AIM:
Produce a word-for-word copy of the listing below without its pictures.

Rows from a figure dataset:
━━━━━━━━━━

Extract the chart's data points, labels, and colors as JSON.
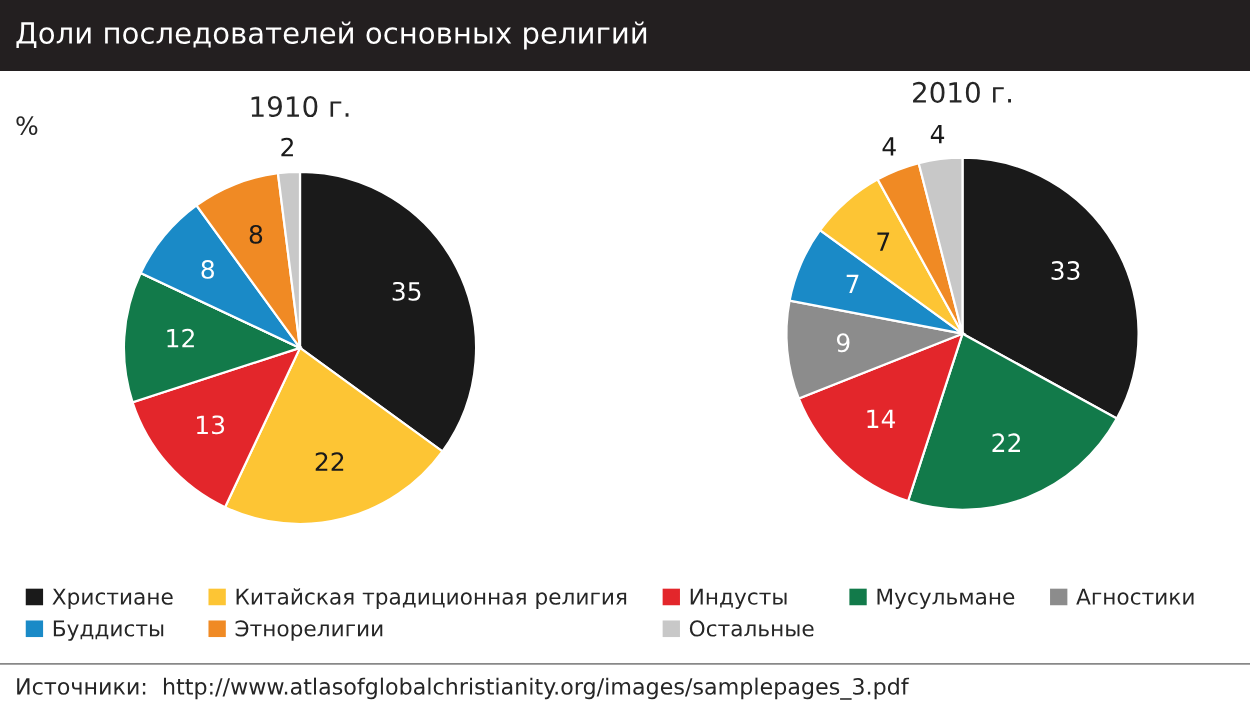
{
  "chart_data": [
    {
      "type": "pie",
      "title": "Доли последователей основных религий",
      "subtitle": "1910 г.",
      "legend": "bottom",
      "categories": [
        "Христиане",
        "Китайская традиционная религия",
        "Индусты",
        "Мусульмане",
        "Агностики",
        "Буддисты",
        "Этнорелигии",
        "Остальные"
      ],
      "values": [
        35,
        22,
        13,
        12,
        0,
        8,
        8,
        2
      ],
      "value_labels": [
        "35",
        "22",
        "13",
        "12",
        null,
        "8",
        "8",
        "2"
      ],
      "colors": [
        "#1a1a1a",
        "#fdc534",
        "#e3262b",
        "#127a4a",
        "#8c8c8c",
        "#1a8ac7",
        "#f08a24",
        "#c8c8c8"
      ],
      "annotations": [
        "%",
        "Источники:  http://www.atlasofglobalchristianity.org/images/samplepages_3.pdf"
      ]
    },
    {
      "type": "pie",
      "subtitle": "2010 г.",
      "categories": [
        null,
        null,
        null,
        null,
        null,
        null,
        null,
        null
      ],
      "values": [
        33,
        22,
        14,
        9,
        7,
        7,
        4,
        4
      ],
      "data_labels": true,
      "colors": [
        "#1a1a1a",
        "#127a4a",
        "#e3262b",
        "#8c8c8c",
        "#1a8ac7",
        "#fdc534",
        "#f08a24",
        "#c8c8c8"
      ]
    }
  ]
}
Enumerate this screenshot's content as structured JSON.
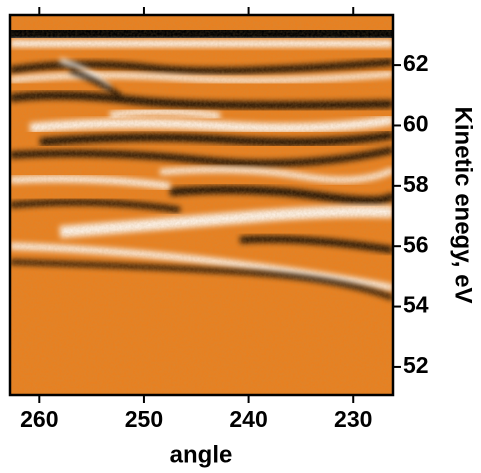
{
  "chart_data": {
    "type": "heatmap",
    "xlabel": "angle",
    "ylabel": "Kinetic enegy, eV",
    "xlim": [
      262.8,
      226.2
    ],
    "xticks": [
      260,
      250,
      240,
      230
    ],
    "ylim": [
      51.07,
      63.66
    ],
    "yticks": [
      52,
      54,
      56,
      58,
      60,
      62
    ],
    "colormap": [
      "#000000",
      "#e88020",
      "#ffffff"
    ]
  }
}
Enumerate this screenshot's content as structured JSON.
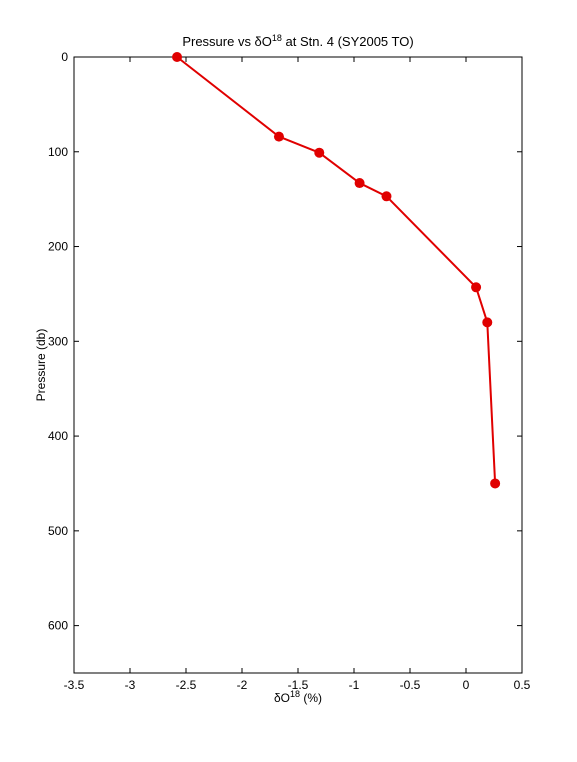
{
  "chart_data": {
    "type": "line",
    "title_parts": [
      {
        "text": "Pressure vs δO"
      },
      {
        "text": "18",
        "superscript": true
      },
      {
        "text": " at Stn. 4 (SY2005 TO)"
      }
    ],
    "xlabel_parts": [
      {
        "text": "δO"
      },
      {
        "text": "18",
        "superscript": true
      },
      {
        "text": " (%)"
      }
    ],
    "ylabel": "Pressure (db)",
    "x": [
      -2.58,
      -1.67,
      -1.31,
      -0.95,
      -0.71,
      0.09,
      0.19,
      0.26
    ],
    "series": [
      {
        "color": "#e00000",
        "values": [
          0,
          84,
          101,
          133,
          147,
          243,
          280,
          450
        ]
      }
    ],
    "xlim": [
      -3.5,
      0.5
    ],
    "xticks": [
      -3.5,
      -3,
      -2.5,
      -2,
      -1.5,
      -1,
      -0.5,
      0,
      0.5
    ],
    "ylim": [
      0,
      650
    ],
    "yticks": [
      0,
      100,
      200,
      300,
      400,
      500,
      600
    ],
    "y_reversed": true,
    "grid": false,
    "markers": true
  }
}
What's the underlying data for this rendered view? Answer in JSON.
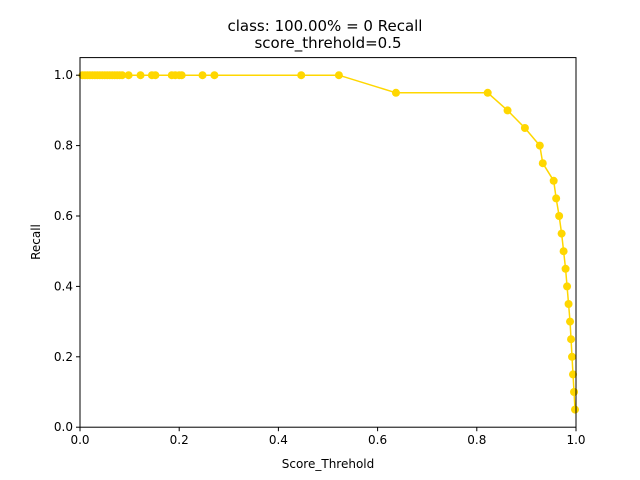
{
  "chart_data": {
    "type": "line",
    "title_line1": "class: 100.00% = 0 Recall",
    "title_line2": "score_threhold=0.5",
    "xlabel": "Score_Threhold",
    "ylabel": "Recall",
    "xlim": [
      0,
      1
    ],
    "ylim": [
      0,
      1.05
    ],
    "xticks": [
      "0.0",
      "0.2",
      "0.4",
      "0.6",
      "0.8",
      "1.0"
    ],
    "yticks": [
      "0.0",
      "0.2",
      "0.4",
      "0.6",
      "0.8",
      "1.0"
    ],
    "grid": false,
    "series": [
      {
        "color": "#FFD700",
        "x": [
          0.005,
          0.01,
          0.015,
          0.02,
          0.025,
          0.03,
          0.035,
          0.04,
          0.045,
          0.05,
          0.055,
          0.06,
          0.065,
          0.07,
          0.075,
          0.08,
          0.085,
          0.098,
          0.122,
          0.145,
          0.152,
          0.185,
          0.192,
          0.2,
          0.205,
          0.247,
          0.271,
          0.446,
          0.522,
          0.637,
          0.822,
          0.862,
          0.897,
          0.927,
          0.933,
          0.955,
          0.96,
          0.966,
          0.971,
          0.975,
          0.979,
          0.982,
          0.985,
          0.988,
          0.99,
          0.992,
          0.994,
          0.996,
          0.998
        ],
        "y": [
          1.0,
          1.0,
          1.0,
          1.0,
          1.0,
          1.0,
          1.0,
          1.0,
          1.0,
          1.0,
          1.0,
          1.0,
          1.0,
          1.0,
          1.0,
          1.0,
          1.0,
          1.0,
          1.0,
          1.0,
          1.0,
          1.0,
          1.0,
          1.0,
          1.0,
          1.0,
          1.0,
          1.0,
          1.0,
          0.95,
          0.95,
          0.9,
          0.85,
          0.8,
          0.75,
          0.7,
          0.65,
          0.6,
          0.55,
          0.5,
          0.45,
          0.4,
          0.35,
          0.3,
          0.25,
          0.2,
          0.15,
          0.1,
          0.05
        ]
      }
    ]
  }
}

━━━━━━━━━━

FINAL RESULT:
Extract the chart's data points, labels, and colors as JSON.
{
  "chart_data": [
    {
      "type": "pie",
      "title": "Доли последователей основных религий",
      "subtitle": "1910 г.",
      "legend": "bottom",
      "categories": [
        "Христиане",
        "Китайская традиционная религия",
        "Индусты",
        "Мусульмане",
        "Агностики",
        "Буддисты",
        "Этнорелигии",
        "Остальные"
      ],
      "values": [
        35,
        22,
        13,
        12,
        0,
        8,
        8,
        2
      ],
      "value_labels": [
        "35",
        "22",
        "13",
        "12",
        null,
        "8",
        "8",
        "2"
      ],
      "colors": [
        "#1a1a1a",
        "#fdc534",
        "#e3262b",
        "#127a4a",
        "#8c8c8c",
        "#1a8ac7",
        "#f08a24",
        "#c8c8c8"
      ],
      "annotations": [
        "%",
        "Источники:  http://www.atlasofglobalchristianity.org/images/samplepages_3.pdf"
      ]
    },
    {
      "type": "pie",
      "subtitle": "2010 г.",
      "categories": [
        null,
        null,
        null,
        null,
        null,
        null,
        null,
        null
      ],
      "values": [
        33,
        22,
        14,
        9,
        7,
        7,
        4,
        4
      ],
      "data_labels": true,
      "colors": [
        "#1a1a1a",
        "#127a4a",
        "#e3262b",
        "#8c8c8c",
        "#1a8ac7",
        "#fdc534",
        "#f08a24",
        "#c8c8c8"
      ]
    }
  ]
}
Enumerate this screenshot's content as structured JSON.
{
  "chart_data": {
    "type": "heatmap",
    "xlabel": "angle",
    "ylabel": "Kinetic enegy, eV",
    "xlim": [
      262.8,
      226.2
    ],
    "xticks": [
      260,
      250,
      240,
      230
    ],
    "ylim": [
      51.07,
      63.66
    ],
    "yticks": [
      52,
      54,
      56,
      58,
      60,
      62
    ],
    "colormap": [
      "#000000",
      "#e88020",
      "#ffffff"
    ]
  }
}
Enumerate this screenshot's content as structured JSON.
{
  "chart_data": {
    "type": "line",
    "title_parts": [
      {
        "text": "Pressure vs δO"
      },
      {
        "text": "18",
        "superscript": true
      },
      {
        "text": " at Stn. 4 (SY2005 TO)"
      }
    ],
    "xlabel_parts": [
      {
        "text": "δO"
      },
      {
        "text": "18",
        "superscript": true
      },
      {
        "text": " (%)"
      }
    ],
    "ylabel": "Pressure (db)",
    "x": [
      -2.58,
      -1.67,
      -1.31,
      -0.95,
      -0.71,
      0.09,
      0.19,
      0.26
    ],
    "series": [
      {
        "color": "#e00000",
        "values": [
          0,
          84,
          101,
          133,
          147,
          243,
          280,
          450
        ]
      }
    ],
    "xlim": [
      -3.5,
      0.5
    ],
    "xticks": [
      -3.5,
      -3,
      -2.5,
      -2,
      -1.5,
      -1,
      -0.5,
      0,
      0.5
    ],
    "ylim": [
      0,
      650
    ],
    "yticks": [
      0,
      100,
      200,
      300,
      400,
      500,
      600
    ],
    "y_reversed": true,
    "grid": false,
    "markers": true
  }
}
What's the underlying data for this rendered view? Answer in JSON.
{
  "chart_data": {
    "type": "line",
    "title_line1": "class: 100.00% = 0 Recall",
    "title_line2": "score_threhold=0.5",
    "xlabel": "Score_Threhold",
    "ylabel": "Recall",
    "xlim": [
      0,
      1
    ],
    "ylim": [
      0,
      1.05
    ],
    "xticks": [
      "0.0",
      "0.2",
      "0.4",
      "0.6",
      "0.8",
      "1.0"
    ],
    "yticks": [
      "0.0",
      "0.2",
      "0.4",
      "0.6",
      "0.8",
      "1.0"
    ],
    "grid": false,
    "series": [
      {
        "color": "#FFD700",
        "x": [
          0.005,
          0.01,
          0.015,
          0.02,
          0.025,
          0.03,
          0.035,
          0.04,
          0.045,
          0.05,
          0.055,
          0.06,
          0.065,
          0.07,
          0.075,
          0.08,
          0.085,
          0.098,
          0.122,
          0.145,
          0.152,
          0.185,
          0.192,
          0.2,
          0.205,
          0.247,
          0.271,
          0.446,
          0.522,
          0.637,
          0.822,
          0.862,
          0.897,
          0.927,
          0.933,
          0.955,
          0.96,
          0.966,
          0.971,
          0.975,
          0.979,
          0.982,
          0.985,
          0.988,
          0.99,
          0.992,
          0.994,
          0.996,
          0.998
        ],
        "y": [
          1.0,
          1.0,
          1.0,
          1.0,
          1.0,
          1.0,
          1.0,
          1.0,
          1.0,
          1.0,
          1.0,
          1.0,
          1.0,
          1.0,
          1.0,
          1.0,
          1.0,
          1.0,
          1.0,
          1.0,
          1.0,
          1.0,
          1.0,
          1.0,
          1.0,
          1.0,
          1.0,
          1.0,
          1.0,
          0.95,
          0.95,
          0.9,
          0.85,
          0.8,
          0.75,
          0.7,
          0.65,
          0.6,
          0.55,
          0.5,
          0.45,
          0.4,
          0.35,
          0.3,
          0.25,
          0.2,
          0.15,
          0.1,
          0.05
        ]
      }
    ]
  }
}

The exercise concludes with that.